◆ EXERCISE ◆
Drop all images and give the records again exactly.

Data records
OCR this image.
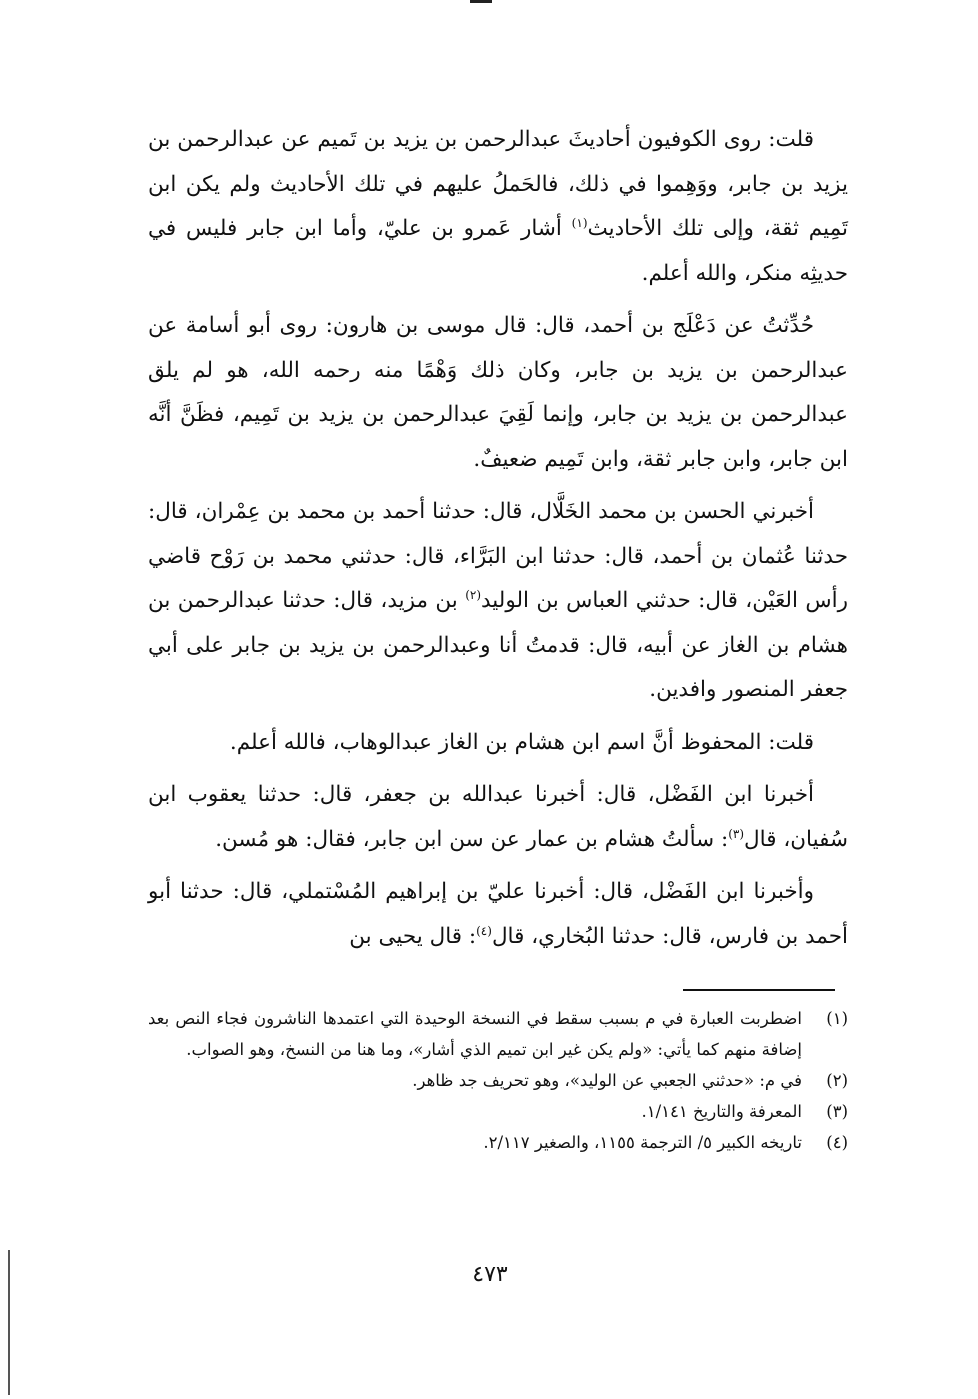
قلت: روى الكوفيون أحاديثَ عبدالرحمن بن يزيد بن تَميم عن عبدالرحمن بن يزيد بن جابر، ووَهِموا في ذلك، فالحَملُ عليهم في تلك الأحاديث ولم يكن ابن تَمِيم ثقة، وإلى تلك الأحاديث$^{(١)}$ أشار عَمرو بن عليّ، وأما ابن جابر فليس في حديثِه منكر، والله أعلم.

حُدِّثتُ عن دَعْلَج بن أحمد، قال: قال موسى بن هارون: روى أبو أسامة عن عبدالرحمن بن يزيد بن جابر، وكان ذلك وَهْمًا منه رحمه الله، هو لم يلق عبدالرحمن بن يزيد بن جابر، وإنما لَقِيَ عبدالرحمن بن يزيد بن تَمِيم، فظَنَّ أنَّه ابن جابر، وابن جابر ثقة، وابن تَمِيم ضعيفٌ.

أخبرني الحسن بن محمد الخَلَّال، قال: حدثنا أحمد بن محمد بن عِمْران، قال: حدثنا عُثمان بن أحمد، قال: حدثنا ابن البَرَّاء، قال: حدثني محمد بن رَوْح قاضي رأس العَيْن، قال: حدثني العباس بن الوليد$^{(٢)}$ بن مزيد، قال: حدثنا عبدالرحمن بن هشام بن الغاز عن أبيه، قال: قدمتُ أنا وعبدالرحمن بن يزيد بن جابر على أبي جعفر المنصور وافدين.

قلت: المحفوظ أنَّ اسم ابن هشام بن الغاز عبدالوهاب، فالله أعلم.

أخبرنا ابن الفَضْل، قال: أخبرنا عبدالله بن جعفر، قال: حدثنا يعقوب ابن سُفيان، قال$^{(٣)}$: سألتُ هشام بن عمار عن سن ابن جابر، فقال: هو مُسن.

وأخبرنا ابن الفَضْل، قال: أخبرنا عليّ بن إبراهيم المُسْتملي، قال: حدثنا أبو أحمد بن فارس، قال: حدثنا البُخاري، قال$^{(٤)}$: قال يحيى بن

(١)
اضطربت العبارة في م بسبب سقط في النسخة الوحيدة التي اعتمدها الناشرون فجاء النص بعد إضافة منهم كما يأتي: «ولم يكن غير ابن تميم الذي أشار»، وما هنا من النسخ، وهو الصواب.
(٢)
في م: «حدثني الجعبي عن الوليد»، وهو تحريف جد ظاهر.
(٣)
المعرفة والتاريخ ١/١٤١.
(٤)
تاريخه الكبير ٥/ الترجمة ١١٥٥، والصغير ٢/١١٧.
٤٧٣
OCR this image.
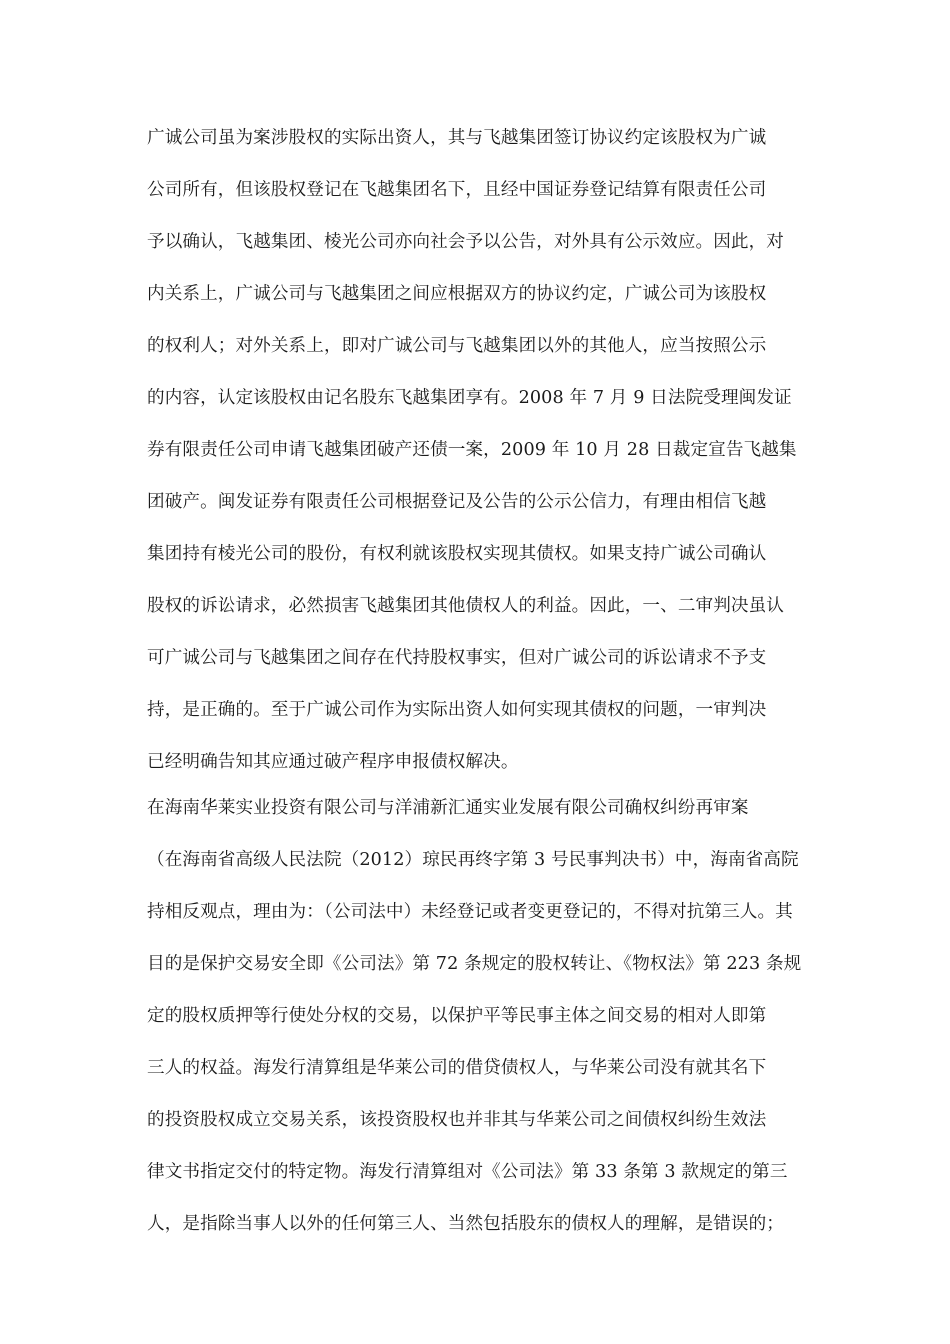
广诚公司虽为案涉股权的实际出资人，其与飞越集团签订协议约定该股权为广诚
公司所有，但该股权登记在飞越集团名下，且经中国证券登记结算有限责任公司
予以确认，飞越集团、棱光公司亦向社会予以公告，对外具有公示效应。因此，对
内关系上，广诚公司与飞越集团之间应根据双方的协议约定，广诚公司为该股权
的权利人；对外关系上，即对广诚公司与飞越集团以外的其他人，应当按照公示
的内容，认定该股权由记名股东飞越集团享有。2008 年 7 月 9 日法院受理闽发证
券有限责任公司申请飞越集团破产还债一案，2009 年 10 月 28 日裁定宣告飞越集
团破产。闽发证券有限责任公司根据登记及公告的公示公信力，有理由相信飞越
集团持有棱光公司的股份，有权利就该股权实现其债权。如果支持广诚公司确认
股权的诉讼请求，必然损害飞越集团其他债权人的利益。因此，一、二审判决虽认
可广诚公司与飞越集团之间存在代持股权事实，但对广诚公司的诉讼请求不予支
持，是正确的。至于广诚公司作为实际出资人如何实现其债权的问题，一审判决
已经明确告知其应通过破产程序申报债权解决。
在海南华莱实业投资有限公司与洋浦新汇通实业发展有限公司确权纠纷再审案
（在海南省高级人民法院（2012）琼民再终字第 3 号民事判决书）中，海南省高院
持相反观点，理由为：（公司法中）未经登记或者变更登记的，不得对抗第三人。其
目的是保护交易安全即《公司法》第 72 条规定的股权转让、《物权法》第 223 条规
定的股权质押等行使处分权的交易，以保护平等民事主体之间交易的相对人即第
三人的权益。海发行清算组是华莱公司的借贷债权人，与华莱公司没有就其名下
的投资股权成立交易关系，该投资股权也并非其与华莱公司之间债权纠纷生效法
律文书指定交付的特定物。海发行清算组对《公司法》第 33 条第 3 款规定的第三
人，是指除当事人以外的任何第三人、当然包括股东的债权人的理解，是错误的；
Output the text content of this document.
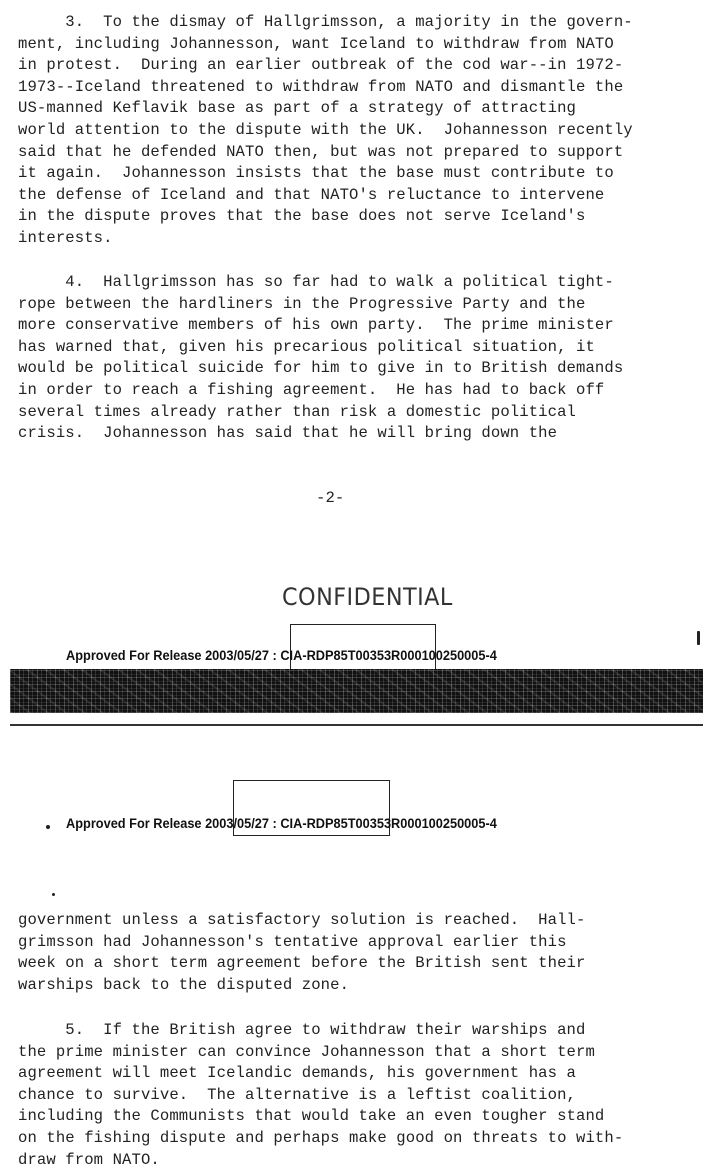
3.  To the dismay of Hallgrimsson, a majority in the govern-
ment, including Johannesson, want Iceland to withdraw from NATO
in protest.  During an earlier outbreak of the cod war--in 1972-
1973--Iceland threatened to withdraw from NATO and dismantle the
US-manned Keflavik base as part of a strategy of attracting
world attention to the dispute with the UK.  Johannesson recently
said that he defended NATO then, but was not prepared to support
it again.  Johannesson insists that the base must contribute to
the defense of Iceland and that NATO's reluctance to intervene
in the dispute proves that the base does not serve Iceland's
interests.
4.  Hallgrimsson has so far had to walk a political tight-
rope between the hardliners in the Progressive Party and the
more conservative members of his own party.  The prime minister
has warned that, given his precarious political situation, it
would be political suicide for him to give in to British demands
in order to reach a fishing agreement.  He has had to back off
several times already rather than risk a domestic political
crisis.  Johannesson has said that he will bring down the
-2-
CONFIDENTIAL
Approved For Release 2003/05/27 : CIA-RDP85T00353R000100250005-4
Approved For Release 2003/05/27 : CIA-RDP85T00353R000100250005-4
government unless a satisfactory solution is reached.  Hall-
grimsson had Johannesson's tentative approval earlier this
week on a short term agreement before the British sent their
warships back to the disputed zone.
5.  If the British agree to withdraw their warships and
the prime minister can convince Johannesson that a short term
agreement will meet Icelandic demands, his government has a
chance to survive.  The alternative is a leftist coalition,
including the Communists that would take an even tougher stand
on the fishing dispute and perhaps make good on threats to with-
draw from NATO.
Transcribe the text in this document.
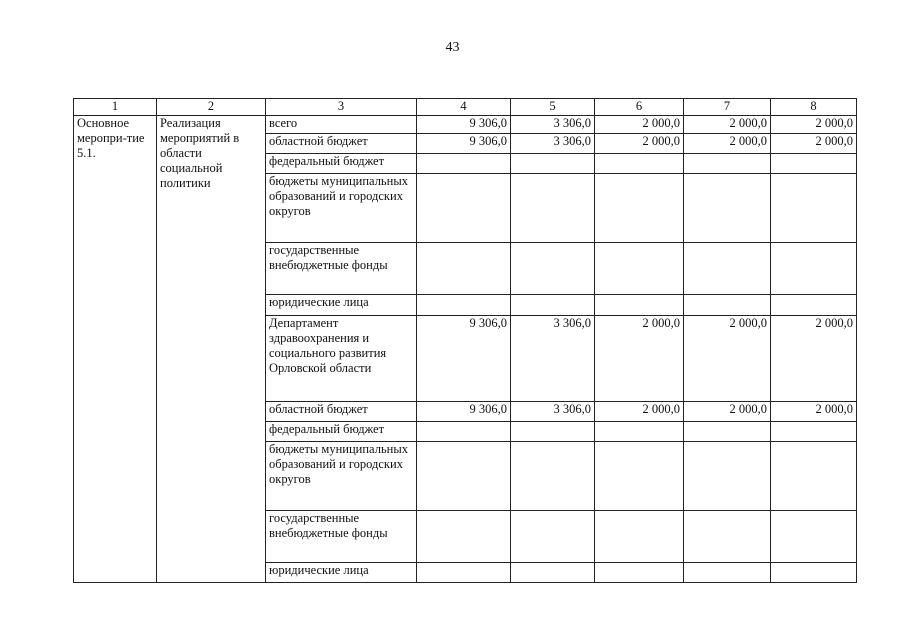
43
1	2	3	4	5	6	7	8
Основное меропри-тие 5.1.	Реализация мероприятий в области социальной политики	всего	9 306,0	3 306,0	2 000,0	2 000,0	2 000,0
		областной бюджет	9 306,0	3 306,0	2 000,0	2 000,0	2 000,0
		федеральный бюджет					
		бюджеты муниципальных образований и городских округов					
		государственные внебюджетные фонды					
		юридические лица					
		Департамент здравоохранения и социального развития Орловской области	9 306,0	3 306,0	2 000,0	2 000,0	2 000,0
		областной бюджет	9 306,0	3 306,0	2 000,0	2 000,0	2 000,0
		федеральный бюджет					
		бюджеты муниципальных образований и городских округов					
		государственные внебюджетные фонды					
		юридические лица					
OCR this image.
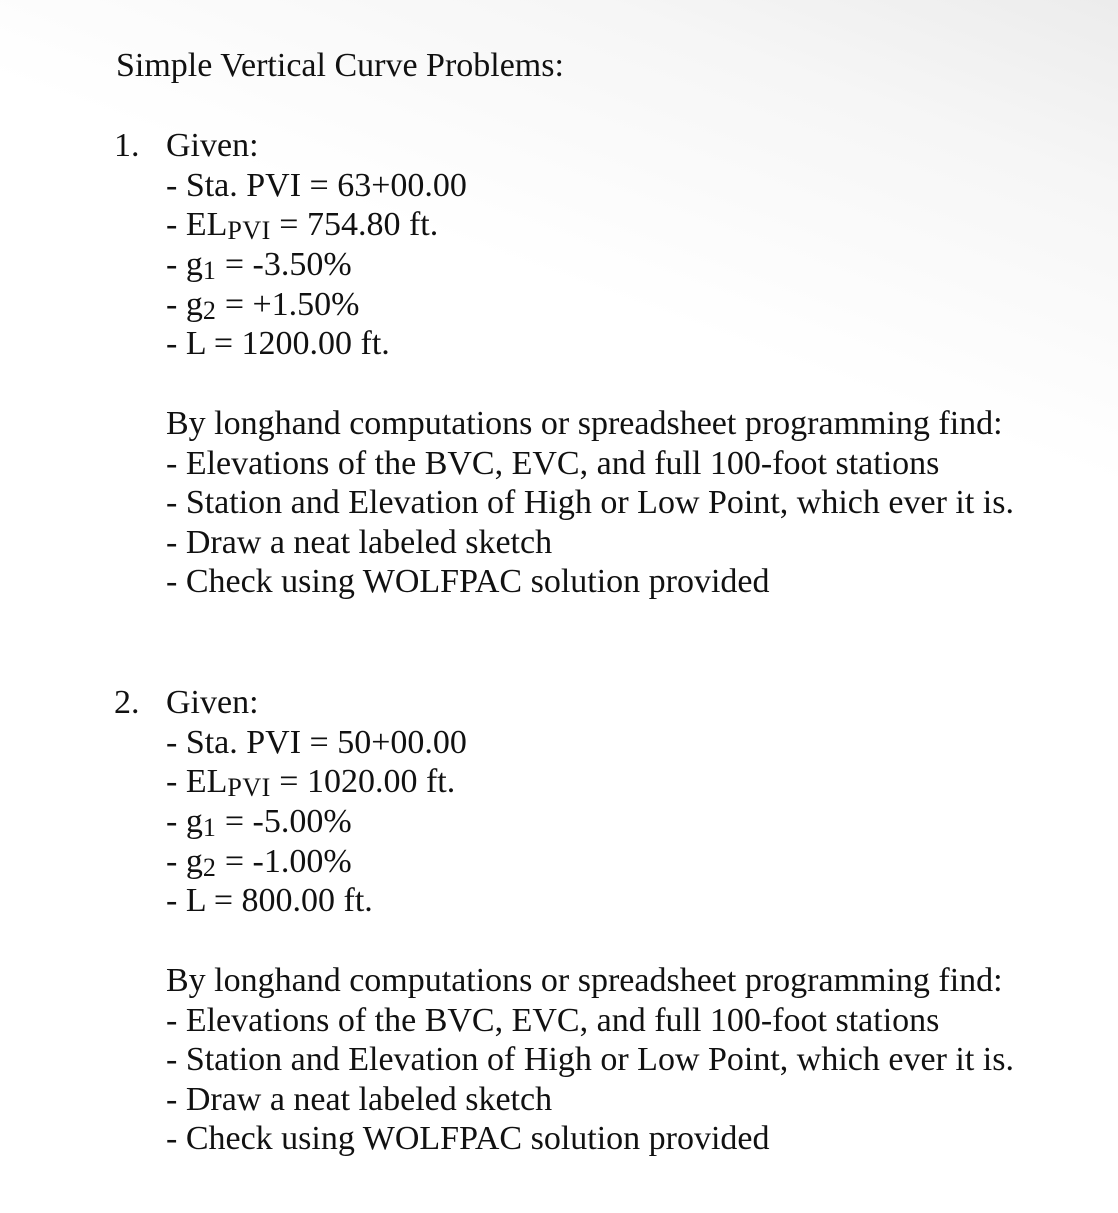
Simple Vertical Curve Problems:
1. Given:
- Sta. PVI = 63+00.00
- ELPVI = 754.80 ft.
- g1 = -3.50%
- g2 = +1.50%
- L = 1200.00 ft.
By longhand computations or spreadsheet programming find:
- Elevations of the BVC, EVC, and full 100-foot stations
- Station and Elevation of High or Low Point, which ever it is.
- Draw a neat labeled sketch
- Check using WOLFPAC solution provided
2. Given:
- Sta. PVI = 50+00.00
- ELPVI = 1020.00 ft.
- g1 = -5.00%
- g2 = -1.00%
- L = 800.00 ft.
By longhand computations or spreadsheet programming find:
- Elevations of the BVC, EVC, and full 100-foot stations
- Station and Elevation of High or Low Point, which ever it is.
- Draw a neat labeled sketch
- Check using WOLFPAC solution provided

◆ EXERCISE ANSWER ◆
OCR this image.
قلت: روى الكوفيون أحاديثَ عبدالرحمن بن يزيد بن تَميم عن عبدالرحمن بن يزيد بن جابر، ووَهِموا في ذلك، فالحَملُ عليهم في تلك الأحاديث ولم يكن ابن تَمِيم ثقة، وإلى تلك الأحاديث$^{(١)}$ أشار عَمرو بن عليّ، وأما ابن جابر فليس في حديثِه منكر، والله أعلم.

حُدِّثتُ عن دَعْلَج بن أحمد، قال: قال موسى بن هارون: روى أبو أسامة عن عبدالرحمن بن يزيد بن جابر، وكان ذلك وَهْمًا منه رحمه الله، هو لم يلق عبدالرحمن بن يزيد بن جابر، وإنما لَقِيَ عبدالرحمن بن يزيد بن تَمِيم، فظَنَّ أنَّه ابن جابر، وابن جابر ثقة، وابن تَمِيم ضعيفٌ.

أخبرني الحسن بن محمد الخَلَّال، قال: حدثنا أحمد بن محمد بن عِمْران، قال: حدثنا عُثمان بن أحمد، قال: حدثنا ابن البَرَّاء، قال: حدثني محمد بن رَوْح قاضي رأس العَيْن، قال: حدثني العباس بن الوليد$^{(٢)}$ بن مزيد، قال: حدثنا عبدالرحمن بن هشام بن الغاز عن أبيه، قال: قدمتُ أنا وعبدالرحمن بن يزيد بن جابر على أبي جعفر المنصور وافدين.

قلت: المحفوظ أنَّ اسم ابن هشام بن الغاز عبدالوهاب، فالله أعلم.

أخبرنا ابن الفَضْل، قال: أخبرنا عبدالله بن جعفر، قال: حدثنا يعقوب ابن سُفيان، قال$^{(٣)}$: سألتُ هشام بن عمار عن سن ابن جابر، فقال: هو مُسن.

وأخبرنا ابن الفَضْل، قال: أخبرنا عليّ بن إبراهيم المُسْتملي، قال: حدثنا أبو أحمد بن فارس، قال: حدثنا البُخاري، قال$^{(٤)}$: قال يحيى بن

(١)
اضطربت العبارة في م بسبب سقط في النسخة الوحيدة التي اعتمدها الناشرون فجاء النص بعد إضافة منهم كما يأتي: «ولم يكن غير ابن تميم الذي أشار»، وما هنا من النسخ، وهو الصواب.
(٢)
في م: «حدثني الجعبي عن الوليد»، وهو تحريف جد ظاهر.
(٣)
المعرفة والتاريخ ١/١٤١.
(٤)
تاريخه الكبير ٥/ الترجمة ١١٥٥، والصغير ٢/١١٧.
٤٧٣
OCR this image.
广诚公司虽为案涉股权的实际出资人，其与飞越集团签订协议约定该股权为广诚
公司所有，但该股权登记在飞越集团名下，且经中国证券登记结算有限责任公司
予以确认，飞越集团、棱光公司亦向社会予以公告，对外具有公示效应。因此，对
内关系上，广诚公司与飞越集团之间应根据双方的协议约定，广诚公司为该股权
的权利人；对外关系上，即对广诚公司与飞越集团以外的其他人，应当按照公示
的内容，认定该股权由记名股东飞越集团享有。2008 年 7 月 9 日法院受理闽发证
券有限责任公司申请飞越集团破产还债一案，2009 年 10 月 28 日裁定宣告飞越集
团破产。闽发证券有限责任公司根据登记及公告的公示公信力，有理由相信飞越
集团持有棱光公司的股份，有权利就该股权实现其债权。如果支持广诚公司确认
股权的诉讼请求，必然损害飞越集团其他债权人的利益。因此，一、二审判决虽认
可广诚公司与飞越集团之间存在代持股权事实，但对广诚公司的诉讼请求不予支
持，是正确的。至于广诚公司作为实际出资人如何实现其债权的问题，一审判决
已经明确告知其应通过破产程序申报债权解决。
在海南华莱实业投资有限公司与洋浦新汇通实业发展有限公司确权纠纷再审案
（在海南省高级人民法院（2012）琼民再终字第 3 号民事判决书）中，海南省高院
持相反观点，理由为：（公司法中）未经登记或者变更登记的，不得对抗第三人。其
目的是保护交易安全即《公司法》第 72 条规定的股权转让、《物权法》第 223 条规
定的股权质押等行使处分权的交易，以保护平等民事主体之间交易的相对人即第
三人的权益。海发行清算组是华莱公司的借贷债权人，与华莱公司没有就其名下
的投资股权成立交易关系，该投资股权也并非其与华莱公司之间债权纠纷生效法
律文书指定交付的特定物。海发行清算组对《公司法》第 33 条第 3 款规定的第三
人，是指除当事人以外的任何第三人、当然包括股东的债权人的理解，是错误的；
Output the text content of this document.
3.  To the dismay of Hallgrimsson, a majority in the govern-
ment, including Johannesson, want Iceland to withdraw from NATO
in protest.  During an earlier outbreak of the cod war--in 1972-
1973--Iceland threatened to withdraw from NATO and dismantle the
US-manned Keflavik base as part of a strategy of attracting
world attention to the dispute with the UK.  Johannesson recently
said that he defended NATO then, but was not prepared to support
it again.  Johannesson insists that the base must contribute to
the defense of Iceland and that NATO's reluctance to intervene
in the dispute proves that the base does not serve Iceland's
interests.
4.  Hallgrimsson has so far had to walk a political tight-
rope between the hardliners in the Progressive Party and the
more conservative members of his own party.  The prime minister
has warned that, given his precarious political situation, it
would be political suicide for him to give in to British demands
in order to reach a fishing agreement.  He has had to back off
several times already rather than risk a domestic political
crisis.  Johannesson has said that he will bring down the
-2-
CONFIDENTIAL
Approved For Release 2003/05/27 : CIA-RDP85T00353R000100250005-4
Approved For Release 2003/05/27 : CIA-RDP85T00353R000100250005-4
government unless a satisfactory solution is reached.  Hall-
grimsson had Johannesson's tentative approval earlier this
week on a short term agreement before the British sent their
warships back to the disputed zone.
5.  If the British agree to withdraw their warships and
the prime minister can convince Johannesson that a short term
agreement will meet Icelandic demands, his government has a
chance to survive.  The alternative is a leftist coalition,
including the Communists that would take an even tougher stand
on the fishing dispute and perhaps make good on threats to with-
draw from NATO.
Transcribe the text in this document.
43
1	2	3	4	5	6	7	8
Основное меропри-тие 5.1.	Реализация мероприятий в области социальной политики	всего	9 306,0	3 306,0	2 000,0	2 000,0	2 000,0
		областной бюджет	9 306,0	3 306,0	2 000,0	2 000,0	2 000,0
		федеральный бюджет					
		бюджеты муниципальных образований и городских округов					
		государственные внебюджетные фонды					
		юридические лица					
		Департамент здравоохранения и социального развития Орловской области	9 306,0	3 306,0	2 000,0	2 000,0	2 000,0
		областной бюджет	9 306,0	3 306,0	2 000,0	2 000,0	2 000,0
		федеральный бюджет					
		бюджеты муниципальных образований и городских округов					
		государственные внебюджетные фонды					
		юридические лица					
OCR this image.
Simple Vertical Curve Problems:
1. Given:
- Sta. PVI = 63+00.00
- ELPVI = 754.80 ft.
- g1 = -3.50%
- g2 = +1.50%
- L = 1200.00 ft.
By longhand computations or spreadsheet programming find:
- Elevations of the BVC, EVC, and full 100-foot stations
- Station and Elevation of High or Low Point, which ever it is.
- Draw a neat labeled sketch
- Check using WOLFPAC solution provided
2. Given:
- Sta. PVI = 50+00.00
- ELPVI = 1020.00 ft.
- g1 = -5.00%
- g2 = -1.00%
- L = 800.00 ft.
By longhand computations or spreadsheet programming find:
- Elevations of the BVC, EVC, and full 100-foot stations
- Station and Elevation of High or Low Point, which ever it is.
- Draw a neat labeled sketch
- Check using WOLFPAC solution provided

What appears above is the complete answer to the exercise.